[PROVIDED MATERIAL start]
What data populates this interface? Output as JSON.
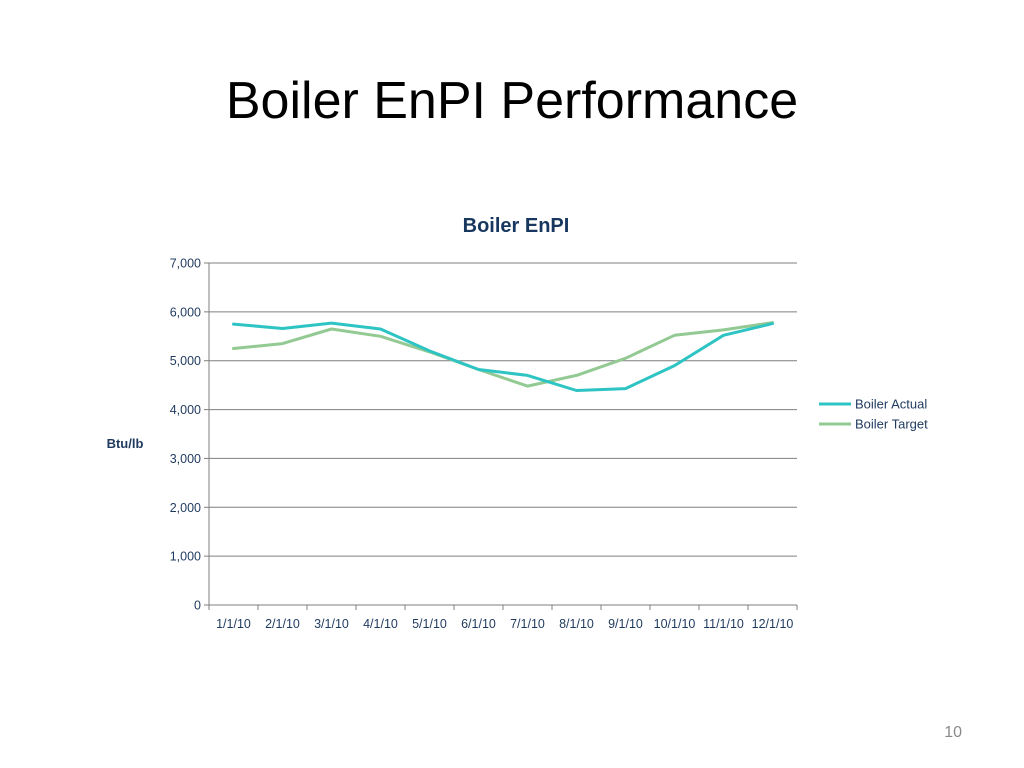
{
  "slide": {
    "title": "Boiler EnPI Performance",
    "page_number": "10"
  },
  "colors": {
    "text_dark": "#1f3a5f",
    "title": "#17375e",
    "grid": "#7f7f7f",
    "actual": "#2ec4c4",
    "target": "#93c993"
  },
  "chart_data": {
    "type": "line",
    "title": "Boiler EnPI",
    "xlabel": "",
    "ylabel": "Btu/lb",
    "categories": [
      "1/1/10",
      "2/1/10",
      "3/1/10",
      "4/1/10",
      "5/1/10",
      "6/1/10",
      "7/1/10",
      "8/1/10",
      "9/1/10",
      "10/1/10",
      "11/1/10",
      "12/1/10"
    ],
    "ylim": [
      0,
      7000
    ],
    "ytick_values": [
      0,
      1000,
      2000,
      3000,
      4000,
      5000,
      6000,
      7000
    ],
    "ytick_labels": [
      "0",
      "1,000",
      "2,000",
      "3,000",
      "4,000",
      "5,000",
      "6,000",
      "7,000"
    ],
    "grid": true,
    "legend_position": "right",
    "series": [
      {
        "name": "Boiler Actual",
        "color": "#2ec4c4",
        "values": [
          5750,
          5660,
          5770,
          5650,
          5200,
          4820,
          4700,
          4390,
          4430,
          4900,
          5520,
          5760
        ]
      },
      {
        "name": "Boiler Target",
        "color": "#93c993",
        "values": [
          5250,
          5350,
          5650,
          5500,
          5180,
          4820,
          4480,
          4700,
          5050,
          5520,
          5630,
          5780
        ]
      }
    ]
  }
}
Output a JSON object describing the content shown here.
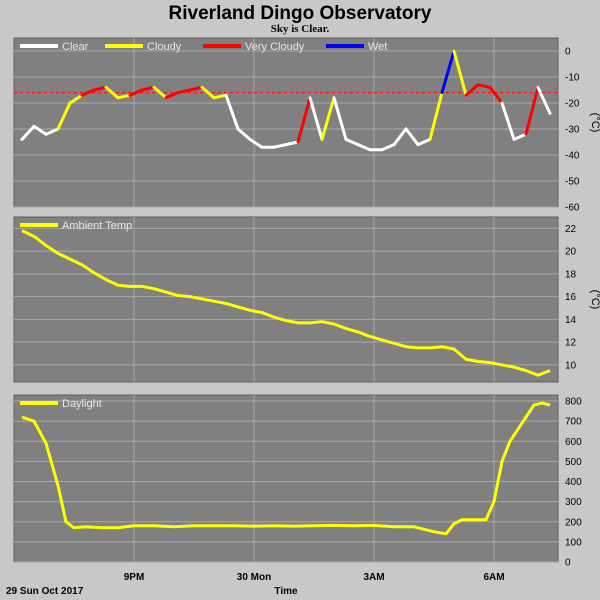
{
  "title": "Riverland Dingo Observatory",
  "subtitle": "Sky is Clear.",
  "footer": {
    "date": "29 Sun Oct 2017",
    "xlabel": "Time"
  },
  "colors": {
    "clear": "#ffffff",
    "cloudy": "#ffff00",
    "very_cloudy": "#ff0000",
    "wet": "#0000ff",
    "ambient": "#ffff00",
    "daylight": "#ffff00",
    "panel_bg": "#808080",
    "grid": "#a8a8a8",
    "threshold": "#ff0000"
  },
  "chart_data": [
    {
      "type": "line",
      "name": "sky",
      "legend": [
        "Clear",
        "Cloudy",
        "Very Cloudy",
        "Wet"
      ],
      "unit": "(°C)",
      "ylim": [
        -60,
        5
      ],
      "yticks": [
        "0",
        "-10",
        "-20",
        "-30",
        "-40",
        "-50",
        "-60"
      ],
      "threshold": -16,
      "x": [
        18.2,
        18.5,
        18.8,
        19.1,
        19.4,
        19.7,
        20.0,
        20.3,
        20.6,
        20.9,
        21.2,
        21.5,
        21.8,
        22.1,
        22.4,
        22.7,
        23.0,
        23.3,
        23.6,
        23.9,
        24.2,
        24.5,
        24.8,
        25.1,
        25.4,
        25.7,
        26.0,
        26.3,
        26.6,
        26.9,
        27.2,
        27.5,
        27.8,
        28.1,
        28.4,
        28.7,
        29.0,
        29.3,
        29.6,
        29.9,
        30.2,
        30.5,
        30.8,
        31.1,
        31.4
      ],
      "y": [
        -34,
        -29,
        -32,
        -30,
        -20,
        -17,
        -15,
        -14,
        -18,
        -17,
        -15,
        -14,
        -18,
        -16,
        -15,
        -14,
        -18,
        -17,
        -30,
        -34,
        -37,
        -37,
        -36,
        -35,
        -18,
        -34,
        -18,
        -34,
        -36,
        -38,
        -38,
        -36,
        -30,
        -36,
        -34,
        -16,
        0,
        -17,
        -13,
        -14,
        -20,
        -34,
        -32,
        -14,
        -24
      ],
      "state": [
        "clear",
        "clear",
        "clear",
        "clear",
        "cloudy",
        "cloudy",
        "very_cloudy",
        "very_cloudy",
        "cloudy",
        "cloudy",
        "very_cloudy",
        "very_cloudy",
        "cloudy",
        "very_cloudy",
        "very_cloudy",
        "very_cloudy",
        "cloudy",
        "cloudy",
        "clear",
        "clear",
        "clear",
        "clear",
        "clear",
        "clear",
        "very_cloudy",
        "clear",
        "cloudy",
        "clear",
        "clear",
        "clear",
        "clear",
        "clear",
        "clear",
        "clear",
        "clear",
        "cloudy",
        "wet",
        "cloudy",
        "very_cloudy",
        "very_cloudy",
        "very_cloudy",
        "clear",
        "clear",
        "very_cloudy",
        "clear"
      ]
    },
    {
      "type": "line",
      "name": "ambient",
      "legend": [
        "Ambient Temp"
      ],
      "unit": "(°C)",
      "ylim": [
        8.5,
        23
      ],
      "yticks": [
        "22",
        "20",
        "18",
        "16",
        "14",
        "12",
        "10"
      ],
      "x": [
        18.2,
        18.5,
        18.8,
        19.1,
        19.4,
        19.7,
        20.0,
        20.3,
        20.6,
        20.9,
        21.2,
        21.5,
        21.8,
        22.1,
        22.4,
        22.7,
        23.0,
        23.3,
        23.6,
        23.9,
        24.2,
        24.5,
        24.8,
        25.1,
        25.4,
        25.7,
        26.0,
        26.3,
        26.6,
        26.9,
        27.2,
        27.5,
        27.8,
        28.1,
        28.4,
        28.7,
        29.0,
        29.3,
        29.6,
        29.9,
        30.2,
        30.5,
        30.8,
        31.1,
        31.4
      ],
      "y": [
        21.8,
        21.3,
        20.5,
        19.8,
        19.3,
        18.8,
        18.1,
        17.5,
        17.0,
        16.9,
        16.9,
        16.7,
        16.4,
        16.1,
        16.0,
        15.8,
        15.6,
        15.4,
        15.1,
        14.8,
        14.6,
        14.2,
        13.9,
        13.7,
        13.7,
        13.8,
        13.6,
        13.2,
        12.9,
        12.5,
        12.2,
        11.9,
        11.6,
        11.5,
        11.5,
        11.6,
        11.4,
        10.5,
        10.3,
        10.2,
        10.0,
        9.8,
        9.5,
        9.1,
        9.5
      ]
    },
    {
      "type": "line",
      "name": "daylight",
      "legend": [
        "Daylight"
      ],
      "unit": "",
      "ylim": [
        0,
        830
      ],
      "yticks": [
        "800",
        "700",
        "600",
        "500",
        "400",
        "300",
        "200",
        "100",
        "0"
      ],
      "x": [
        18.2,
        18.5,
        18.8,
        19.1,
        19.3,
        19.5,
        19.8,
        20.2,
        20.6,
        21.0,
        21.5,
        22.0,
        22.5,
        23.0,
        23.5,
        24.0,
        24.5,
        25.0,
        25.5,
        26.0,
        26.5,
        27.0,
        27.5,
        28.0,
        28.5,
        28.8,
        29.0,
        29.2,
        29.4,
        29.8,
        30.0,
        30.2,
        30.4,
        30.6,
        30.8,
        31.0,
        31.2,
        31.4
      ],
      "y": [
        720,
        700,
        590,
        380,
        200,
        170,
        175,
        170,
        170,
        180,
        180,
        175,
        180,
        180,
        180,
        178,
        180,
        178,
        180,
        182,
        180,
        182,
        175,
        175,
        150,
        140,
        190,
        210,
        210,
        210,
        300,
        500,
        600,
        660,
        720,
        780,
        790,
        780
      ]
    }
  ],
  "x_axis": {
    "xlim": [
      18.0,
      31.6
    ],
    "ticks": [
      {
        "x": 21,
        "label": "9PM"
      },
      {
        "x": 24,
        "label": "30 Mon"
      },
      {
        "x": 27,
        "label": "3AM"
      },
      {
        "x": 30,
        "label": "6AM"
      }
    ]
  }
}
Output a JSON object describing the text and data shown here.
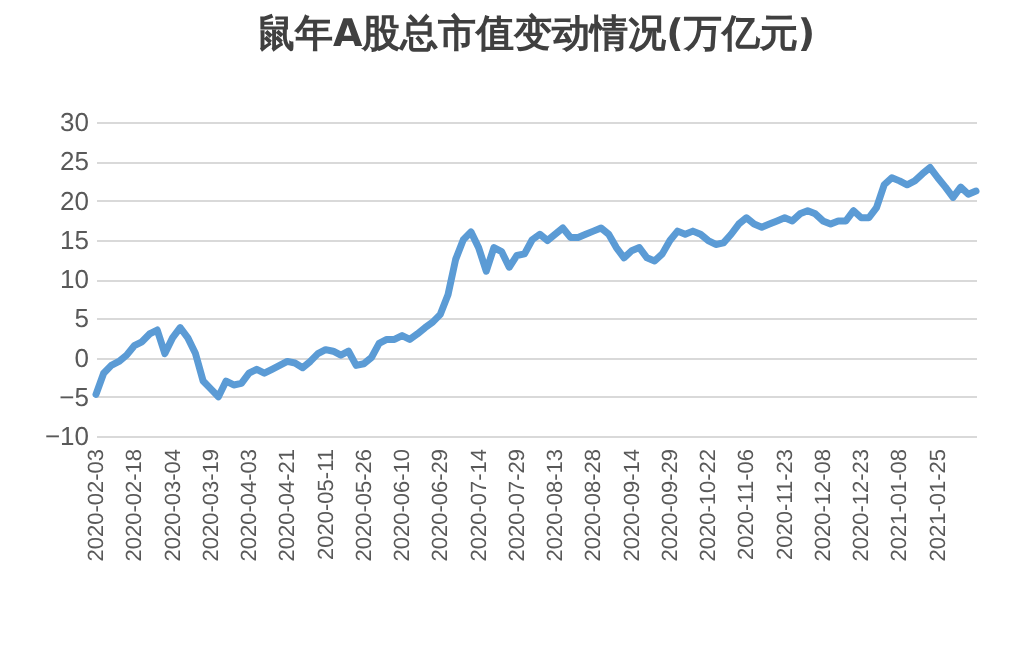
{
  "chart_data": {
    "type": "line",
    "title": "鼠年A股总市值变动情况(万亿元)",
    "categories": [
      "2020-02-03",
      null,
      null,
      null,
      null,
      "2020-02-18",
      null,
      null,
      null,
      null,
      "2020-03-04",
      null,
      null,
      null,
      null,
      "2020-03-19",
      null,
      null,
      null,
      null,
      "2020-04-03",
      null,
      null,
      null,
      null,
      "2020-04-21",
      null,
      null,
      null,
      null,
      "2020-05-11",
      null,
      null,
      null,
      null,
      "2020-05-26",
      null,
      null,
      null,
      null,
      "2020-06-10",
      null,
      null,
      null,
      null,
      "2020-06-29",
      null,
      null,
      null,
      null,
      "2020-07-14",
      null,
      null,
      null,
      null,
      "2020-07-29",
      null,
      null,
      null,
      null,
      "2020-08-13",
      null,
      null,
      null,
      null,
      "2020-08-28",
      null,
      null,
      null,
      null,
      "2020-09-14",
      null,
      null,
      null,
      null,
      "2020-09-29",
      null,
      null,
      null,
      null,
      "2020-10-22",
      null,
      null,
      null,
      null,
      "2020-11-06",
      null,
      null,
      null,
      null,
      "2020-11-23",
      null,
      null,
      null,
      null,
      "2020-12-08",
      null,
      null,
      null,
      null,
      "2020-12-23",
      null,
      null,
      null,
      null,
      "2021-01-08",
      null,
      null,
      null,
      null,
      "2021-01-25",
      null,
      null,
      null,
      null,
      null
    ],
    "series": [
      {
        "color": "#5b9bd5",
        "values": [
          -4.7,
          -2,
          -1,
          -0.5,
          0.3,
          1.5,
          2,
          3,
          3.5,
          0.5,
          2.5,
          3.8,
          2.5,
          0.5,
          -3,
          -4,
          -5,
          -3,
          -3.5,
          -3.3,
          -2,
          -1.5,
          -2,
          -1.5,
          -1,
          -0.5,
          -0.7,
          -1.3,
          -0.5,
          0.5,
          1,
          0.8,
          0.3,
          0.8,
          -1,
          -0.8,
          0,
          1.8,
          2.3,
          2.3,
          2.8,
          2.3,
          3,
          3.8,
          4.5,
          5.5,
          8,
          12.5,
          15,
          16,
          14,
          11,
          14,
          13.5,
          11.5,
          13,
          13.2,
          15,
          15.7,
          14.9,
          15.7,
          16.5,
          15.3,
          15.3,
          15.7,
          16.1,
          16.5,
          15.7,
          14,
          12.7,
          13.6,
          14,
          12.7,
          12.3,
          13.2,
          14.9,
          16.1,
          15.7,
          16.1,
          15.7,
          14.9,
          14.4,
          14.6,
          15.7,
          17,
          17.8,
          17,
          16.6,
          17,
          17.4,
          17.8,
          17.4,
          18.3,
          18.7,
          18.3,
          17.4,
          17,
          17.4,
          17.4,
          18.7,
          17.8,
          17.8,
          19.1,
          22,
          22.9,
          22.5,
          22,
          22.5,
          23.4,
          24.2,
          22.9,
          21.7,
          20.4,
          21.7,
          20.8,
          21.2
        ]
      }
    ],
    "ylim": [
      -10,
      30
    ],
    "yticks": [
      -10,
      -5,
      0,
      5,
      10,
      15,
      20,
      25,
      30
    ],
    "grid": "y"
  }
}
[PROVIDED MATERIAL end]
● **EXERCISE AIM**
Which lines hold the string "here"? List them all.

● **THE SOLUTION**
Output a JSON object describing the content shown here.
Output a JSON object describing the text and data shown here.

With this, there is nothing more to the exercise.